* BEGIN *

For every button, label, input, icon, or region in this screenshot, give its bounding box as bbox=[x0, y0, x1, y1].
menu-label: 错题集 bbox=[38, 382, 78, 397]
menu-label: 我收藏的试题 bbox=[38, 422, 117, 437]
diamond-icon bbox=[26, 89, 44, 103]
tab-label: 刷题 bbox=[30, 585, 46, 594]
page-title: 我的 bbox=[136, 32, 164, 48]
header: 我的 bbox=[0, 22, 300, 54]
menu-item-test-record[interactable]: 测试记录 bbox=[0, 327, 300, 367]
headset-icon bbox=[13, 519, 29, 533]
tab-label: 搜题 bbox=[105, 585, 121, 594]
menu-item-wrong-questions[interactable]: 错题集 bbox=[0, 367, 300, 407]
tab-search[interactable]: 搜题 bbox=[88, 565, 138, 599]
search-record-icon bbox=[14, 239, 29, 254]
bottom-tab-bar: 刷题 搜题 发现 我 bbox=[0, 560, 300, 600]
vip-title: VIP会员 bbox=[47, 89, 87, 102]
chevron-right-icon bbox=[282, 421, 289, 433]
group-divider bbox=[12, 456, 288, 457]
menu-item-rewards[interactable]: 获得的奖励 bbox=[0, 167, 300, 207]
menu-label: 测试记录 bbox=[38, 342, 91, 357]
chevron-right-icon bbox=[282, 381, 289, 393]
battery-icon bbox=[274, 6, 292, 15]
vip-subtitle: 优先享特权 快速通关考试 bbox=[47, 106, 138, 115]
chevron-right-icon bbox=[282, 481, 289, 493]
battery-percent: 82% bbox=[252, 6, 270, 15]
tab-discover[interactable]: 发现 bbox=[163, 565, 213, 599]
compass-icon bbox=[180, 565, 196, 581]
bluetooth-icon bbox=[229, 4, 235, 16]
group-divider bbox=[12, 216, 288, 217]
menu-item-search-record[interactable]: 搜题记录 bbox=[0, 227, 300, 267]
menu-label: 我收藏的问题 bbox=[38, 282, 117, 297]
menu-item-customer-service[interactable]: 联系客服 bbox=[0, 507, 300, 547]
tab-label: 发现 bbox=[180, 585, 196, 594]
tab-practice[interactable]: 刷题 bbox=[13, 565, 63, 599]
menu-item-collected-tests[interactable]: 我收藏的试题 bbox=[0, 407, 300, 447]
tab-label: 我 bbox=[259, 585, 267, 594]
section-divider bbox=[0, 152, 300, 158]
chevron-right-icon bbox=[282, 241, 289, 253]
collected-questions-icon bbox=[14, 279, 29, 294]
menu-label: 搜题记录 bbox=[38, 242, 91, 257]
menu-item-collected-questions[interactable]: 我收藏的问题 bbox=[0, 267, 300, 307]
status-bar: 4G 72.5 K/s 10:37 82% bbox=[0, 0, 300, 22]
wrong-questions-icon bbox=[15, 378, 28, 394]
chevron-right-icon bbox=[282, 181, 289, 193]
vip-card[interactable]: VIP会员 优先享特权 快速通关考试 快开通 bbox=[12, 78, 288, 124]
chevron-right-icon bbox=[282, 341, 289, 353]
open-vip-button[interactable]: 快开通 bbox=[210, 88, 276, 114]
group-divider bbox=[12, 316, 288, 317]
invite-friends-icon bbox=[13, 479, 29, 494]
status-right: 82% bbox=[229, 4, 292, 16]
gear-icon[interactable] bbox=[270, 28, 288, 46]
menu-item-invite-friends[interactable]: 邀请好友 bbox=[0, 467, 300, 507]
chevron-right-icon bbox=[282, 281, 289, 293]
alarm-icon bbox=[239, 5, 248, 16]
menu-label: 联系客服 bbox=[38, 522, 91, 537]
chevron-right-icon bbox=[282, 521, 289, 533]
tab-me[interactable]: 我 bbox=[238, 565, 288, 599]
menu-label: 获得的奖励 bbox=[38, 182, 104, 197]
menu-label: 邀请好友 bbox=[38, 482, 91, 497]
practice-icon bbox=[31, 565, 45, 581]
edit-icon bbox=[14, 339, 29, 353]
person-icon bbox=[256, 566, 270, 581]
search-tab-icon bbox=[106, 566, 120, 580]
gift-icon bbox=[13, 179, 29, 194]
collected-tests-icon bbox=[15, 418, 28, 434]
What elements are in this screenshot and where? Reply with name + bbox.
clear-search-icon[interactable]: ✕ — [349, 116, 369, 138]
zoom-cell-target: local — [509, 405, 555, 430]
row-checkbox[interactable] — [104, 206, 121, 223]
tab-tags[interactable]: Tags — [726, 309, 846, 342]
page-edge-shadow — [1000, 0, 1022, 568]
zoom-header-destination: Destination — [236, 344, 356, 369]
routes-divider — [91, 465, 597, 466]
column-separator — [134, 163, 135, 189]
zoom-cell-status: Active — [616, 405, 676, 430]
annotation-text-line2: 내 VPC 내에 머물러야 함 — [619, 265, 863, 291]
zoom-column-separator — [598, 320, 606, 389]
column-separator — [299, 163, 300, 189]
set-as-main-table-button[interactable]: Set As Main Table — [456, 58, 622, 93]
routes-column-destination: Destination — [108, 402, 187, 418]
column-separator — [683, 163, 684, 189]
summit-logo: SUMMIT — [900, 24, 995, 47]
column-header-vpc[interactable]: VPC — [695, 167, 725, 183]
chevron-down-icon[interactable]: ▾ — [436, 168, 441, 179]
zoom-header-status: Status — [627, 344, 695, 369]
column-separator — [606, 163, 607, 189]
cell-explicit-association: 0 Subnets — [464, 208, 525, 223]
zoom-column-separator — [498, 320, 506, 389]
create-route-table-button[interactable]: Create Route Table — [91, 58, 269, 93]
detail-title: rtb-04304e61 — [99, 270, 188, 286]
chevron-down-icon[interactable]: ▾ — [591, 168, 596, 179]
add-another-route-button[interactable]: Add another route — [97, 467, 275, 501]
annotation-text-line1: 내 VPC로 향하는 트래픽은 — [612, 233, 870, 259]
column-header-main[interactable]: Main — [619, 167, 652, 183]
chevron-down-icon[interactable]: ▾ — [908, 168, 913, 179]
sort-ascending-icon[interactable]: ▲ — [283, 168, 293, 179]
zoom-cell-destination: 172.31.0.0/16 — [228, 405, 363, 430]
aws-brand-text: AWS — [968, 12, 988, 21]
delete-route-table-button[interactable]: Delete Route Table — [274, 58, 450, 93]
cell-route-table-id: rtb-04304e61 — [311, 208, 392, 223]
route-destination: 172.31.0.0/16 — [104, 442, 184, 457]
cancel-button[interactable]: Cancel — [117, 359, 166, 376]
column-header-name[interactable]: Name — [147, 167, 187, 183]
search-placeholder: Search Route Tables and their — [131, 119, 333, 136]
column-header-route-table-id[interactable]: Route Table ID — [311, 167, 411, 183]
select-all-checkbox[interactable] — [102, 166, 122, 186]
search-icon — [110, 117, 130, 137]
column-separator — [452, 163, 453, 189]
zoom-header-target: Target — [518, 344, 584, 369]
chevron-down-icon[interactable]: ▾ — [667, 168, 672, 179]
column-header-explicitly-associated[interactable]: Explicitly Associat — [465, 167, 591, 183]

* END *

WHAT THE TASK REQUIRES:
Rewrite every line of all the items above as a JSON list of strings, one string per line, leaving out blank lines.

WRITTEN RESPONSE:
[
  "For every button, label, input, icon, or region in this screenshot, give its bounding box as bbox=[x0, y0, x1, y1].",
  "menu-label: 错题集 bbox=[38, 382, 78, 397]",
  "menu-label: 我收藏的试题 bbox=[38, 422, 117, 437]",
  "diamond-icon bbox=[26, 89, 44, 103]",
  "tab-label: 刷题 bbox=[30, 585, 46, 594]",
  "page-title: 我的 bbox=[136, 32, 164, 48]",
  "header: 我的 bbox=[0, 22, 300, 54]",
  "menu-item-test-record[interactable]: 测试记录 bbox=[0, 327, 300, 367]",
  "headset-icon bbox=[13, 519, 29, 533]",
  "tab-label: 搜题 bbox=[105, 585, 121, 594]",
  "menu-item-wrong-questions[interactable]: 错题集 bbox=[0, 367, 300, 407]",
  "tab-search[interactable]: 搜题 bbox=[88, 565, 138, 599]",
  "search-record-icon bbox=[14, 239, 29, 254]",
  "bottom-tab-bar: 刷题 搜题 发现 我 bbox=[0, 560, 300, 600]",
  "vip-title: VIP会员 bbox=[47, 89, 87, 102]",
  "chevron-right-icon bbox=[282, 421, 289, 433]",
  "group-divider bbox=[12, 456, 288, 457]",
  "menu-item-rewards[interactable]: 获得的奖励 bbox=[0, 167, 300, 207]",
  "menu-label: 测试记录 bbox=[38, 342, 91, 357]",
  "chevron-right-icon bbox=[282, 381, 289, 393]",
  "battery-icon bbox=[274, 6, 292, 15]",
  "vip-subtitle: 优先享特权 快速通关考试 bbox=[47, 106, 138, 115]",
  "chevron-right-icon bbox=[282, 481, 289, 493]",
  "battery-percent: 82% bbox=[252, 6, 270, 15]",
  "tab-discover[interactable]: 发现 bbox=[163, 565, 213, 599]",
  "compass-icon bbox=[180, 565, 196, 581]",
  "bluetooth-icon bbox=[229, 4, 235, 16]",
  "group-divider bbox=[12, 216, 288, 217]",
  "menu-item-search-record[interactable]: 搜题记录 bbox=[0, 227, 300, 267]",
  "menu-label: 我收藏的问题 bbox=[38, 282, 117, 297]",
  "menu-item-customer-service[interactable]: 联系客服 bbox=[0, 507, 300, 547]",
  "tab-label: 发现 bbox=[180, 585, 196, 594]",
  "tab-practice[interactable]: 刷题 bbox=[13, 565, 63, 599]",
  "menu-item-collected-tests[interactable]: 我收藏的试题 bbox=[0, 407, 300, 447]",
  "tab-label: 我 bbox=[259, 585, 267, 594]",
  "section-divider bbox=[0, 152, 300, 158]",
  "chevron-right-icon bbox=[282, 241, 289, 253]",
  "collected-questions-icon bbox=[14, 279, 29, 294]",
  "menu-label: 搜题记录 bbox=[38, 242, 91, 257]",
  "menu-item-collected-questions[interactable]: 我收藏的问题 bbox=[0, 267, 300, 307]",
  "status-bar: 4G 72.5 K/s 10:37 82% bbox=[0, 0, 300, 22]",
  "wrong-questions-icon bbox=[15, 378, 28, 394]",
  "chevron-right-icon bbox=[282, 181, 289, 193]",
  "vip-card[interactable]: VIP会员 优先享特权 快速通关考试 快开通 bbox=[12, 78, 288, 124]",
  "chevron-right-icon bbox=[282, 341, 289, 353]",
  "open-vip-button[interactable]: 快开通 bbox=[210, 88, 276, 114]",
  "group-divider bbox=[12, 316, 288, 317]",
  "invite-friends-icon bbox=[13, 479, 29, 494]",
  "status-right: 82% bbox=[229, 4, 292, 16]",
  "gear-icon[interactable] bbox=[270, 28, 288, 46]",
  "menu-item-invite-friends[interactable]: 邀请好友 bbox=[0, 467, 300, 507]",
  "chevron-right-icon bbox=[282, 281, 289, 293]",
  "alarm-icon bbox=[239, 5, 248, 16]",
  "menu-label: 联系客服 bbox=[38, 522, 91, 537]",
  "chevron-right-icon bbox=[282, 521, 289, 533]",
  "tab-me[interactable]: 我 bbox=[238, 565, 288, 599]",
  "menu-label: 获得的奖励 bbox=[38, 182, 104, 197]",
  "menu-label: 邀请好友 bbox=[38, 482, 91, 497]",
  "practice-icon bbox=[31, 565, 45, 581]",
  "edit-icon bbox=[14, 339, 29, 353]",
  "person-icon bbox=[256, 566, 270, 581]",
  "search-tab-icon bbox=[106, 566, 120, 580]",
  "gift-icon bbox=[13, 179, 29, 194]",
  "collected-tests-icon bbox=[15, 418, 28, 434]",
  "What elements are in this screenshot and where? Reply with name + bbox.",
  "clear-search-icon[interactable]: ✕ — [349, 116, 369, 138]",
  "zoom-cell-target: local — [509, 405, 555, 430]",
  "row-checkbox[interactable] — [104, 206, 121, 223]",
  "tab-tags[interactable]: Tags — [726, 309, 846, 342]",
  "page-edge-shadow — [1000, 0, 1022, 568]",
  "zoom-header-destination: Destination — [236, 344, 356, 369]",
  "routes-divider — [91, 465, 597, 466]",
  "column-separator — [134, 163, 135, 189]",
  "zoom-cell-status: Active — [616, 405, 676, 430]",
  "annotation-text-line2: 내 VPC 내에 머물러야 함 — [619, 265, 863, 291]",
  "zoom-column-separator — [598, 320, 606, 389]",
  "column-separator — [299, 163, 300, 189]",
  "set-as-main-table-button[interactable]: Set As Main Table — [456, 58, 622, 93]",
  "routes-column-destination: Destination — [108, 402, 187, 418]",
  "column-separator — [683, 163, 684, 189]",
  "summit-logo: SUMMIT — [900, 24, 995, 47]",
  "column-header-vpc[interactable]: VPC — [695, 167, 725, 183]",
  "chevron-down-icon[interactable]: ▾ — [436, 168, 441, 179]",
  "zoom-header-status: Status — [627, 344, 695, 369]",
  "column-separator — [606, 163, 607, 189]",
  "cell-explicit-association: 0 Subnets — [464, 208, 525, 223]",
  "zoom-column-separator — [498, 320, 506, 389]",
  "create-route-table-button[interactable]: Create Route Table — [91, 58, 269, 93]",
  "detail-title: rtb-04304e61 — [99, 270, 188, 286]",
  "chevron-down-icon[interactable]: ▾ — [591, 168, 596, 179]",
  "add-another-route-button[interactable]: Add another route — [97, 467, 275, 501]",
  "annotation-text-line1: 내 VPC로 향하는 트래픽은 — [612, 233, 870, 259]",
  "column-header-main[interactable]: Main — [619, 167, 652, 183]",
  "chevron-down-icon[interactable]: ▾ — [908, 168, 913, 179]",
  "sort-ascending-icon[interactable]: ▲ — [283, 168, 293, 179]",
  "zoom-cell-destination: 172.31.0.0/16 — [228, 405, 363, 430]",
  "aws-brand-text: AWS — [968, 12, 988, 21]",
  "delete-route-table-button[interactable]: Delete Route Table — [274, 58, 450, 93]",
  "cell-route-table-id: rtb-04304e61 — [311, 208, 392, 223]",
  "route-destination: 172.31.0.0/16 — [104, 442, 184, 457]",
  "cancel-button[interactable]: Cancel — [117, 359, 166, 376]",
  "column-header-name[interactable]: Name — [147, 167, 187, 183]",
  "search-placeholder: Search Route Tables and their — [131, 119, 333, 136]",
  "column-header-route-table-id[interactable]: Route Table ID — [311, 167, 411, 183]",
  "select-all-checkbox[interactable] — [102, 166, 122, 186]",
  "search-icon — [110, 117, 130, 137]",
  "column-separator — [452, 163, 453, 189]",
  "zoom-header-target: Target — [518, 344, 584, 369]",
  "chevron-down-icon[interactable]: ▾ — [667, 168, 672, 179]",
  "column-header-explicitly-associated[interactable]: Explicitly Associat — [465, 167, 591, 183]"
]